The task:
Output the entries word for word. Omit images.

Working data:
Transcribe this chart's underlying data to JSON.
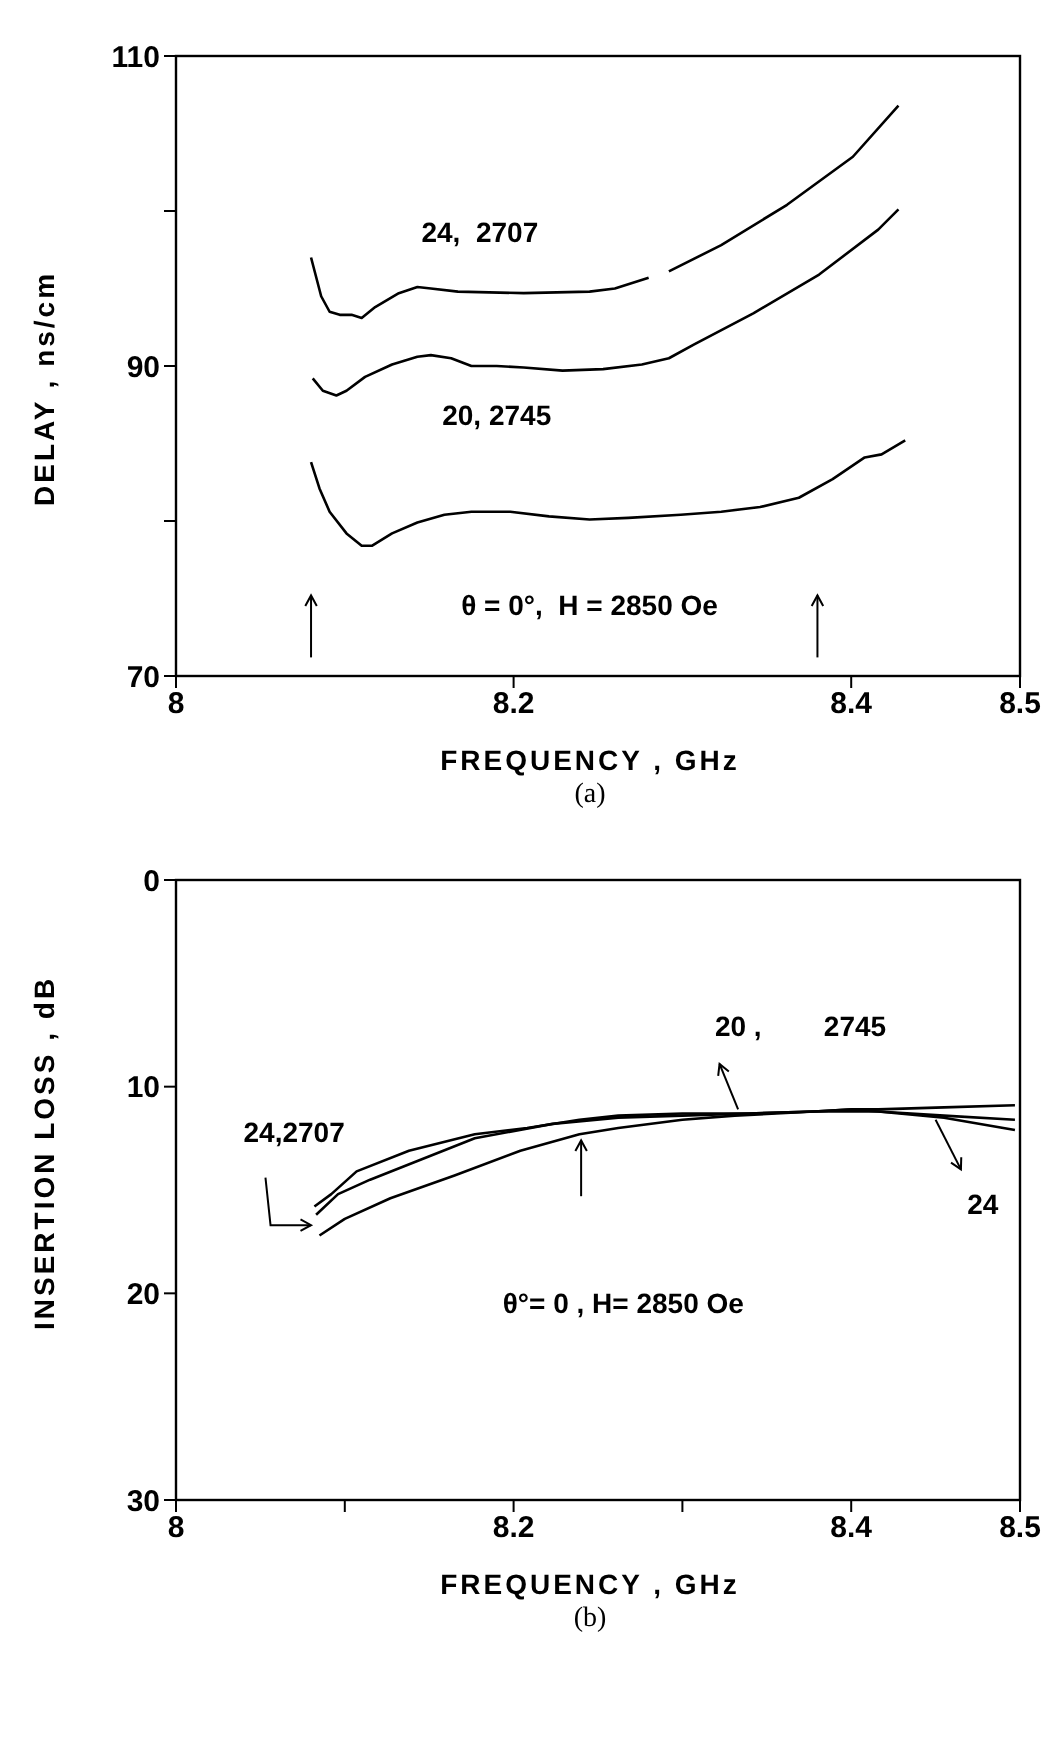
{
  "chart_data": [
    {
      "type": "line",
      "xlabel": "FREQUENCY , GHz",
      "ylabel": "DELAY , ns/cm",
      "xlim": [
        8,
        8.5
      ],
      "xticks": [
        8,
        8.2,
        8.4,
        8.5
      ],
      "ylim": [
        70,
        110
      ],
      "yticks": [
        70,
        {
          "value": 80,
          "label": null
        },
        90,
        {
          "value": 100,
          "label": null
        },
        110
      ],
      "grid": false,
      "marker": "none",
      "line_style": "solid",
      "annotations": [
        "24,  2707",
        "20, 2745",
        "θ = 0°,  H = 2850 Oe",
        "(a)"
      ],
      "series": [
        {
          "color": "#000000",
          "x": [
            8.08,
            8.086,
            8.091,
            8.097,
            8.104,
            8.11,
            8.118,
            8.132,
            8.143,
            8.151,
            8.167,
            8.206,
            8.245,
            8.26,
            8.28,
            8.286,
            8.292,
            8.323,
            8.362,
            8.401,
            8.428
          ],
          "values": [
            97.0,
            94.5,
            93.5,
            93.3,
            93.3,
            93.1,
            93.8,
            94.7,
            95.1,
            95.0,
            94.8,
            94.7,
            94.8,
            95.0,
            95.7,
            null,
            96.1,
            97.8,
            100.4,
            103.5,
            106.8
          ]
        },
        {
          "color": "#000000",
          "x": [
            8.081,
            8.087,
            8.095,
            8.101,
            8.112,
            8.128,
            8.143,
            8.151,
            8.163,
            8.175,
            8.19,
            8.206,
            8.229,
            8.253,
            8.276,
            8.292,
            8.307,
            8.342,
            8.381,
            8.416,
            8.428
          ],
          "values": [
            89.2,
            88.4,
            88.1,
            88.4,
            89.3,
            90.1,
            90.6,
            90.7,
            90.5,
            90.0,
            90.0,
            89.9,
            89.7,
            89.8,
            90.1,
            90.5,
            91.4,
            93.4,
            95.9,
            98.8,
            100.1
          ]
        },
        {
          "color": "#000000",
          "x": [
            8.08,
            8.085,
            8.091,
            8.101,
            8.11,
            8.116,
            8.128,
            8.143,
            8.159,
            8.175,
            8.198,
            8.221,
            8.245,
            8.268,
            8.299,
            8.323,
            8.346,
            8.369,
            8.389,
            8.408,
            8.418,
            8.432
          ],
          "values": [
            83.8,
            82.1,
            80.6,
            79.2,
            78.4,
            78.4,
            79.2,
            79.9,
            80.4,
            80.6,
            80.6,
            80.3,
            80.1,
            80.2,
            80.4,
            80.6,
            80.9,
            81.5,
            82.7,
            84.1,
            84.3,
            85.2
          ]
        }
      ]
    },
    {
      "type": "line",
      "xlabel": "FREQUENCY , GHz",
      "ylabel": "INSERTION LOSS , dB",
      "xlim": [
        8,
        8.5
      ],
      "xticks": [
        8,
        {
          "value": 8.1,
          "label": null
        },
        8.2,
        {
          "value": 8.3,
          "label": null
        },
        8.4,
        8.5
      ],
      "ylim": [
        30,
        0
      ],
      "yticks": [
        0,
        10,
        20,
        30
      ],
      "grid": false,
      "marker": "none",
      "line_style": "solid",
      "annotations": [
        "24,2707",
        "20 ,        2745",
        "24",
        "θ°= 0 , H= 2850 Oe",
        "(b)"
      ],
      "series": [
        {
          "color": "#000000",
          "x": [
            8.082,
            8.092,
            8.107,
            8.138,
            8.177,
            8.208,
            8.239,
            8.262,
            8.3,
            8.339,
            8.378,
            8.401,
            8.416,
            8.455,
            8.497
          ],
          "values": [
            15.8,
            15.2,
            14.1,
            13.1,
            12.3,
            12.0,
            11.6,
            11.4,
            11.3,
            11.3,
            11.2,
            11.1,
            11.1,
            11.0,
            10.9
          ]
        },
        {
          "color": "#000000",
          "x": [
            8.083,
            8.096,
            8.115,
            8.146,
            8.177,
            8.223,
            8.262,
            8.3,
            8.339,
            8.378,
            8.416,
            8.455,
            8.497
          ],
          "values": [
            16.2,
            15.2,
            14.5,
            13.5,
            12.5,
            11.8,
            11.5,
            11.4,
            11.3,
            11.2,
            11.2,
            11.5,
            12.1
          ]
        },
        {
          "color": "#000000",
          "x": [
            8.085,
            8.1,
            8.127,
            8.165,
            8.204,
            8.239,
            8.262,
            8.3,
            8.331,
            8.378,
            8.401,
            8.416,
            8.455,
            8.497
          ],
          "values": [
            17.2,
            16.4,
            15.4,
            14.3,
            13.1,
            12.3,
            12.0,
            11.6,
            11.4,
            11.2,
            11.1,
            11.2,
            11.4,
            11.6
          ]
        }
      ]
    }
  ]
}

Output below:
Transcribe this chart's underlying data to JSON.
{
  "chart_data": [
    {
      "type": "line",
      "xlabel": "FREQUENCY , GHz",
      "ylabel": "DELAY , ns/cm",
      "xlim": [
        8,
        8.5
      ],
      "xticks": [
        8,
        8.2,
        8.4,
        8.5
      ],
      "ylim": [
        70,
        110
      ],
      "yticks": [
        70,
        {
          "value": 80,
          "label": null
        },
        90,
        {
          "value": 100,
          "label": null
        },
        110
      ],
      "grid": false,
      "marker": "none",
      "line_style": "solid",
      "annotations": [
        "24,  2707",
        "20, 2745",
        "θ = 0°,  H = 2850 Oe",
        "(a)"
      ],
      "series": [
        {
          "color": "#000000",
          "x": [
            8.08,
            8.086,
            8.091,
            8.097,
            8.104,
            8.11,
            8.118,
            8.132,
            8.143,
            8.151,
            8.167,
            8.206,
            8.245,
            8.26,
            8.28,
            8.286,
            8.292,
            8.323,
            8.362,
            8.401,
            8.428
          ],
          "values": [
            97.0,
            94.5,
            93.5,
            93.3,
            93.3,
            93.1,
            93.8,
            94.7,
            95.1,
            95.0,
            94.8,
            94.7,
            94.8,
            95.0,
            95.7,
            null,
            96.1,
            97.8,
            100.4,
            103.5,
            106.8
          ]
        },
        {
          "color": "#000000",
          "x": [
            8.081,
            8.087,
            8.095,
            8.101,
            8.112,
            8.128,
            8.143,
            8.151,
            8.163,
            8.175,
            8.19,
            8.206,
            8.229,
            8.253,
            8.276,
            8.292,
            8.307,
            8.342,
            8.381,
            8.416,
            8.428
          ],
          "values": [
            89.2,
            88.4,
            88.1,
            88.4,
            89.3,
            90.1,
            90.6,
            90.7,
            90.5,
            90.0,
            90.0,
            89.9,
            89.7,
            89.8,
            90.1,
            90.5,
            91.4,
            93.4,
            95.9,
            98.8,
            100.1
          ]
        },
        {
          "color": "#000000",
          "x": [
            8.08,
            8.085,
            8.091,
            8.101,
            8.11,
            8.116,
            8.128,
            8.143,
            8.159,
            8.175,
            8.198,
            8.221,
            8.245,
            8.268,
            8.299,
            8.323,
            8.346,
            8.369,
            8.389,
            8.408,
            8.418,
            8.432
          ],
          "values": [
            83.8,
            82.1,
            80.6,
            79.2,
            78.4,
            78.4,
            79.2,
            79.9,
            80.4,
            80.6,
            80.6,
            80.3,
            80.1,
            80.2,
            80.4,
            80.6,
            80.9,
            81.5,
            82.7,
            84.1,
            84.3,
            85.2
          ]
        }
      ]
    },
    {
      "type": "line",
      "xlabel": "FREQUENCY , GHz",
      "ylabel": "INSERTION LOSS , dB",
      "xlim": [
        8,
        8.5
      ],
      "xticks": [
        8,
        {
          "value": 8.1,
          "label": null
        },
        8.2,
        {
          "value": 8.3,
          "label": null
        },
        8.4,
        8.5
      ],
      "ylim": [
        30,
        0
      ],
      "yticks": [
        0,
        10,
        20,
        30
      ],
      "grid": false,
      "marker": "none",
      "line_style": "solid",
      "annotations": [
        "24,2707",
        "20 ,        2745",
        "24",
        "θ°= 0 , H= 2850 Oe",
        "(b)"
      ],
      "series": [
        {
          "color": "#000000",
          "x": [
            8.082,
            8.092,
            8.107,
            8.138,
            8.177,
            8.208,
            8.239,
            8.262,
            8.3,
            8.339,
            8.378,
            8.401,
            8.416,
            8.455,
            8.497
          ],
          "values": [
            15.8,
            15.2,
            14.1,
            13.1,
            12.3,
            12.0,
            11.6,
            11.4,
            11.3,
            11.3,
            11.2,
            11.1,
            11.1,
            11.0,
            10.9
          ]
        },
        {
          "color": "#000000",
          "x": [
            8.083,
            8.096,
            8.115,
            8.146,
            8.177,
            8.223,
            8.262,
            8.3,
            8.339,
            8.378,
            8.416,
            8.455,
            8.497
          ],
          "values": [
            16.2,
            15.2,
            14.5,
            13.5,
            12.5,
            11.8,
            11.5,
            11.4,
            11.3,
            11.2,
            11.2,
            11.5,
            12.1
          ]
        },
        {
          "color": "#000000",
          "x": [
            8.085,
            8.1,
            8.127,
            8.165,
            8.204,
            8.239,
            8.262,
            8.3,
            8.331,
            8.378,
            8.401,
            8.416,
            8.455,
            8.497
          ],
          "values": [
            17.2,
            16.4,
            15.4,
            14.3,
            13.1,
            12.3,
            12.0,
            11.6,
            11.4,
            11.2,
            11.1,
            11.2,
            11.4,
            11.6
          ]
        }
      ]
    }
  ]
}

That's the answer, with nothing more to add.